Exercise details:
Present every line in which the string "teachers" appears.

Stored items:
[Begin]

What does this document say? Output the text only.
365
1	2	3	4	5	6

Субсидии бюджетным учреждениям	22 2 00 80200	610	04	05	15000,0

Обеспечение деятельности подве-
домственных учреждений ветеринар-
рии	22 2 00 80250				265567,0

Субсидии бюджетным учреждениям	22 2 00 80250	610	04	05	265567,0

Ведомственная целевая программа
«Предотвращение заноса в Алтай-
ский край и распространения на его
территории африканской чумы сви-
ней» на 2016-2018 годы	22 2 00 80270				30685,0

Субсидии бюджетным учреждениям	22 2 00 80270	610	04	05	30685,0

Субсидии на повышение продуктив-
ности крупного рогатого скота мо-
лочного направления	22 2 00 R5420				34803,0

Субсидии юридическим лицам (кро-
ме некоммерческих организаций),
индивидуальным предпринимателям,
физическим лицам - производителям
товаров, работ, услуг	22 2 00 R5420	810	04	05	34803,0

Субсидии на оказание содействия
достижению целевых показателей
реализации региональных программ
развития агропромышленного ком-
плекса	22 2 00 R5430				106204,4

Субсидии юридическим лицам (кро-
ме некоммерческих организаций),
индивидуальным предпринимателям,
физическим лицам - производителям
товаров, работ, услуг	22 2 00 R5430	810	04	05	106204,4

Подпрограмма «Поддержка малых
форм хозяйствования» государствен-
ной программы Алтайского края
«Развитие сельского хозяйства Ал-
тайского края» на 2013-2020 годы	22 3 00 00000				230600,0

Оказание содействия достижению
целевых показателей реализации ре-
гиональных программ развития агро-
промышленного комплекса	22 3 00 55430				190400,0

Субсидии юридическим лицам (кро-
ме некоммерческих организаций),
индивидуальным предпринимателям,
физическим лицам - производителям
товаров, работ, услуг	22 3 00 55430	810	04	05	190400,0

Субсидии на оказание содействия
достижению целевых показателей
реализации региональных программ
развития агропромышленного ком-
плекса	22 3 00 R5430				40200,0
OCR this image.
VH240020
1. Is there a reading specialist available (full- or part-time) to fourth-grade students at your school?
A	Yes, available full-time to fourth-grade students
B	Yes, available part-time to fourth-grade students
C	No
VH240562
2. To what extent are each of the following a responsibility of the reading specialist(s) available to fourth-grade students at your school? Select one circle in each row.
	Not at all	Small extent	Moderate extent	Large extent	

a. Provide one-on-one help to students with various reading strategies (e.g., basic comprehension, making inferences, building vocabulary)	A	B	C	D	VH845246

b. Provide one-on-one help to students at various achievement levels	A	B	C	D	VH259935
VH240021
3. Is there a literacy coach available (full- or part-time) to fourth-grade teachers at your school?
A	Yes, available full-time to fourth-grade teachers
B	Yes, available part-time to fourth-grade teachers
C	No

[End]

Response to the task:
3. Is there a literacy coach available (full- or part-time) to fourth-grade teachers at your school?
A	Yes, available full-time to fourth-grade teachers
B	Yes, available part-time to fourth-grade teachers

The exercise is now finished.